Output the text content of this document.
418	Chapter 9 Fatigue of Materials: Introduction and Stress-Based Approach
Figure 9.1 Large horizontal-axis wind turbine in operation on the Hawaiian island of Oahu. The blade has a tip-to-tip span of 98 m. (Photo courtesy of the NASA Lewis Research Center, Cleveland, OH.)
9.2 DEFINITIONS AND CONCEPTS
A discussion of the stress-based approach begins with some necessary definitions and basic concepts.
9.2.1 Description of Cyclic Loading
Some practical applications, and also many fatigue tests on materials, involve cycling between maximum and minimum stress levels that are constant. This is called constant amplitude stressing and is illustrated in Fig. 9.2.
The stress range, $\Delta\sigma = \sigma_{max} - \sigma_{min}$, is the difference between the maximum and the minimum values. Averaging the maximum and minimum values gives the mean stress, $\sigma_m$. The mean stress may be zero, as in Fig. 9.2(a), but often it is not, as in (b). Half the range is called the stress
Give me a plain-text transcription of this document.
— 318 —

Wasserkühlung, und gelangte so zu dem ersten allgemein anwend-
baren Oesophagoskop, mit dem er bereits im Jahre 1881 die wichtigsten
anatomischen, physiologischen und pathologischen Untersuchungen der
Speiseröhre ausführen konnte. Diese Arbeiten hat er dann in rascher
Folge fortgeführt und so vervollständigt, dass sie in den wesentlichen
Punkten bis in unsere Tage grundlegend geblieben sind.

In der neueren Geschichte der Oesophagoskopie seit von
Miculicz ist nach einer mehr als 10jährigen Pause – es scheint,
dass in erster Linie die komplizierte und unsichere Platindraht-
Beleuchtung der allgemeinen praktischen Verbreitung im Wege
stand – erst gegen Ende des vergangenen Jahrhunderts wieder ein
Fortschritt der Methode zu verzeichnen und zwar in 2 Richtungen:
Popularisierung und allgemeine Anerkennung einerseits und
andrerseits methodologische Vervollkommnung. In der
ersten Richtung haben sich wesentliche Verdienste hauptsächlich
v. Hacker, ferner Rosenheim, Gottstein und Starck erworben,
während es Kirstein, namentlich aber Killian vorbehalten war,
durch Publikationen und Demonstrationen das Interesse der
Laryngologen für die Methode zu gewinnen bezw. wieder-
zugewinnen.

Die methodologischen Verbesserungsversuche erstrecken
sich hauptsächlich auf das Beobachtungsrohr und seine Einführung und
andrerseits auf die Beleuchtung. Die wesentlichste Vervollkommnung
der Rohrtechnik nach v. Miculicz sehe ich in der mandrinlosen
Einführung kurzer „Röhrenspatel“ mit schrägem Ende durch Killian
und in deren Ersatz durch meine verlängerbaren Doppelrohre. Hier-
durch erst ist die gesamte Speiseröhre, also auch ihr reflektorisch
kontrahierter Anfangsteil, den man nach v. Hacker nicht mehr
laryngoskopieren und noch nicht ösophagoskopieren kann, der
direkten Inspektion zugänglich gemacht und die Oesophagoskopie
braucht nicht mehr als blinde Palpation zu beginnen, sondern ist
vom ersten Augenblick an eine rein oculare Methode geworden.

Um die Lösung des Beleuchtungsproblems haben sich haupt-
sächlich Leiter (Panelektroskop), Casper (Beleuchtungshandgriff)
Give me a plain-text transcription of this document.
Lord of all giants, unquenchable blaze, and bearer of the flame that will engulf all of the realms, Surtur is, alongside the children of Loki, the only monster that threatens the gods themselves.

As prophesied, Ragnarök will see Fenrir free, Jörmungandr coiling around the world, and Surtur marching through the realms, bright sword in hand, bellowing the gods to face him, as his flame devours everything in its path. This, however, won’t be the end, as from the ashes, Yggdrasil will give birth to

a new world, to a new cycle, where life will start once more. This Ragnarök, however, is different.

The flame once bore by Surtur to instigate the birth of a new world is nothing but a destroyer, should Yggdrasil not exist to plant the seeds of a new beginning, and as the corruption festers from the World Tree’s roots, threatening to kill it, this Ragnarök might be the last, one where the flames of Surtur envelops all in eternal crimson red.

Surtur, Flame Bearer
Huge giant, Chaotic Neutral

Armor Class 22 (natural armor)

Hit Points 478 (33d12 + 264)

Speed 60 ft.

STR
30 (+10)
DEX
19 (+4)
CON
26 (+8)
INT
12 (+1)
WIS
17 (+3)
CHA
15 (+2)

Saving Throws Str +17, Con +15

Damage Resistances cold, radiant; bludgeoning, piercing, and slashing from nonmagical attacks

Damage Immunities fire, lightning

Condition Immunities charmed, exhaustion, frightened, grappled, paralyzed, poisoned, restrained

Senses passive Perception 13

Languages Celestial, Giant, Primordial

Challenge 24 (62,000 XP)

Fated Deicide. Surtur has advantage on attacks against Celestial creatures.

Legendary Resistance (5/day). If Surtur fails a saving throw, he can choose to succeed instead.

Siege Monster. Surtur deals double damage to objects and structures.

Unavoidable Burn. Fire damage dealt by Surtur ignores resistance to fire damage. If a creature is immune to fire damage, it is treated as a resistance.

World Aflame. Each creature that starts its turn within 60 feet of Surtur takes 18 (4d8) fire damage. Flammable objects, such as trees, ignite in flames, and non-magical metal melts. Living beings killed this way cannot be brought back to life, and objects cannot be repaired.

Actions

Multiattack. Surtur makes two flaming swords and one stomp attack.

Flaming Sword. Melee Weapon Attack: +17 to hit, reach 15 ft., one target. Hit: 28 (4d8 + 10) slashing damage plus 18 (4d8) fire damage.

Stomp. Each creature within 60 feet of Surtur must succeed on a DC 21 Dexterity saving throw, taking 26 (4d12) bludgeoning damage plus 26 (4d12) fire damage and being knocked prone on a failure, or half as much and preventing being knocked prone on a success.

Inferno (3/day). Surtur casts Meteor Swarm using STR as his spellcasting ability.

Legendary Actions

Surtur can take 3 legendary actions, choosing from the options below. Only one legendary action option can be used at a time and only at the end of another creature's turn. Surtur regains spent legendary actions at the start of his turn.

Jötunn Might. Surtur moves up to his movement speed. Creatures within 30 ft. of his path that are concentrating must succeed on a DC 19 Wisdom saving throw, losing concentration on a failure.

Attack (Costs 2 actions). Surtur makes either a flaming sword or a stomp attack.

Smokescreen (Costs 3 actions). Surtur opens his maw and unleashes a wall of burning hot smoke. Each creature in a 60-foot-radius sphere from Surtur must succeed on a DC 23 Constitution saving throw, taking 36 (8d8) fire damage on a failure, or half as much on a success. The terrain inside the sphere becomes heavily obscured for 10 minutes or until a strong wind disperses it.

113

WHAT IS ASKED -
Reproduce all data above, unchanged.

ANSWER TO THIS PROBLEM -
Output the text content of this document.
418	Chapter 9 Fatigue of Materials: Introduction and Stress-Based Approach
Figure 9.1 Large horizontal-axis wind turbine in operation on the Hawaiian island of Oahu. The blade has a tip-to-tip span of 98 m. (Photo courtesy of the NASA Lewis Research Center, Cleveland, OH.)
9.2 DEFINITIONS AND CONCEPTS
A discussion of the stress-based approach begins with some necessary definitions and basic concepts.
9.2.1 Description of Cyclic Loading
Some practical applications, and also many fatigue tests on materials, involve cycling between maximum and minimum stress levels that are constant. This is called constant amplitude stressing and is illustrated in Fig. 9.2.
The stress range, $\Delta\sigma = \sigma_{max} - \sigma_{min}$, is the difference between the maximum and the minimum values. Averaging the maximum and minimum values gives the mean stress, $\sigma_m$. The mean stress may be zero, as in Fig. 9.2(a), but often it is not, as in (b). Half the range is called the stress
Give me a plain-text transcription of this document.
— 318 —

Wasserkühlung, und gelangte so zu dem ersten allgemein anwend-
baren Oesophagoskop, mit dem er bereits im Jahre 1881 die wichtigsten
anatomischen, physiologischen und pathologischen Untersuchungen der
Speiseröhre ausführen konnte. Diese Arbeiten hat er dann in rascher
Folge fortgeführt und so vervollständigt, dass sie in den wesentlichen
Punkten bis in unsere Tage grundlegend geblieben sind.

In der neueren Geschichte der Oesophagoskopie seit von
Miculicz ist nach einer mehr als 10jährigen Pause – es scheint,
dass in erster Linie die komplizierte und unsichere Platindraht-
Beleuchtung der allgemeinen praktischen Verbreitung im Wege
stand – erst gegen Ende des vergangenen Jahrhunderts wieder ein
Fortschritt der Methode zu verzeichnen und zwar in 2 Richtungen:
Popularisierung und allgemeine Anerkennung einerseits und
andrerseits methodologische Vervollkommnung. In der
ersten Richtung haben sich wesentliche Verdienste hauptsächlich
v. Hacker, ferner Rosenheim, Gottstein und Starck erworben,
während es Kirstein, namentlich aber Killian vorbehalten war,
durch Publikationen und Demonstrationen das Interesse der
Laryngologen für die Methode zu gewinnen bezw. wieder-
zugewinnen.

Die methodologischen Verbesserungsversuche erstrecken
sich hauptsächlich auf das Beobachtungsrohr und seine Einführung und
andrerseits auf die Beleuchtung. Die wesentlichste Vervollkommnung
der Rohrtechnik nach v. Miculicz sehe ich in der mandrinlosen
Einführung kurzer „Röhrenspatel“ mit schrägem Ende durch Killian
und in deren Ersatz durch meine verlängerbaren Doppelrohre. Hier-
durch erst ist die gesamte Speiseröhre, also auch ihr reflektorisch
kontrahierter Anfangsteil, den man nach v. Hacker nicht mehr
laryngoskopieren und noch nicht ösophagoskopieren kann, der
direkten Inspektion zugänglich gemacht und die Oesophagoskopie
braucht nicht mehr als blinde Palpation zu beginnen, sondern ist
vom ersten Augenblick an eine rein oculare Methode geworden.

Um die Lösung des Beleuchtungsproblems haben sich haupt-
sächlich Leiter (Panelektroskop), Casper (Beleuchtungshandgriff)
Give me a plain-text transcription of this document.
Lord of all giants, unquenchable blaze, and bearer of the flame that will engulf all of the realms, Surtur is, alongside the children of Loki, the only monster that threatens the gods themselves.

As prophesied, Ragnarök will see Fenrir free, Jörmungandr coiling around the world, and Surtur marching through the realms, bright sword in hand, bellowing the gods to face him, as his flame devours everything in its path. This, however, won’t be the end, as from the ashes, Yggdrasil will give birth to

a new world, to a new cycle, where life will start once more. This Ragnarök, however, is different.

The flame once bore by Surtur to instigate the birth of a new world is nothing but a destroyer, should Yggdrasil not exist to plant the seeds of a new beginning, and as the corruption festers from the World Tree’s roots, threatening to kill it, this Ragnarök might be the last, one where the flames of Surtur envelops all in eternal crimson red.

Surtur, Flame Bearer
Huge giant, Chaotic Neutral

Armor Class 22 (natural armor)

Hit Points 478 (33d12 + 264)

Speed 60 ft.

STR
30 (+10)
DEX
19 (+4)
CON
26 (+8)
INT
12 (+1)
WIS
17 (+3)
CHA
15 (+2)

Saving Throws Str +17, Con +15

Damage Resistances cold, radiant; bludgeoning, piercing, and slashing from nonmagical attacks

Damage Immunities fire, lightning

Condition Immunities charmed, exhaustion, frightened, grappled, paralyzed, poisoned, restrained

Senses passive Perception 13

Languages Celestial, Giant, Primordial

Challenge 24 (62,000 XP)

Fated Deicide. Surtur has advantage on attacks against Celestial creatures.

Legendary Resistance (5/day). If Surtur fails a saving throw, he can choose to succeed instead.

Siege Monster. Surtur deals double damage to objects and structures.

Unavoidable Burn. Fire damage dealt by Surtur ignores resistance to fire damage. If a creature is immune to fire damage, it is treated as a resistance.

World Aflame. Each creature that starts its turn within 60 feet of Surtur takes 18 (4d8) fire damage. Flammable objects, such as trees, ignite in flames, and non-magical metal melts. Living beings killed this way cannot be brought back to life, and objects cannot be repaired.

Actions

Multiattack. Surtur makes two flaming swords and one stomp attack.

Flaming Sword. Melee Weapon Attack: +17 to hit, reach 15 ft., one target. Hit: 28 (4d8 + 10) slashing damage plus 18 (4d8) fire damage.

Stomp. Each creature within 60 feet of Surtur must succeed on a DC 21 Dexterity saving throw, taking 26 (4d12) bludgeoning damage plus 26 (4d12) fire damage and being knocked prone on a failure, or half as much and preventing being knocked prone on a success.

Inferno (3/day). Surtur casts Meteor Swarm using STR as his spellcasting ability.

Legendary Actions

Surtur can take 3 legendary actions, choosing from the options below. Only one legendary action option can be used at a time and only at the end of another creature's turn. Surtur regains spent legendary actions at the start of his turn.

Jötunn Might. Surtur moves up to his movement speed. Creatures within 30 ft. of his path that are concentrating must succeed on a DC 19 Wisdom saving throw, losing concentration on a failure.

Attack (Costs 2 actions). Surtur makes either a flaming sword or a stomp attack.

Smokescreen (Costs 3 actions). Surtur opens his maw and unleashes a wall of burning hot smoke. Each creature in a 60-foot-radius sphere from Surtur must succeed on a DC 23 Constitution saving throw, taking 36 (8d8) fire damage on a failure, or half as much on a success. The terrain inside the sphere becomes heavily obscured for 10 minutes or until a strong wind disperses it.

113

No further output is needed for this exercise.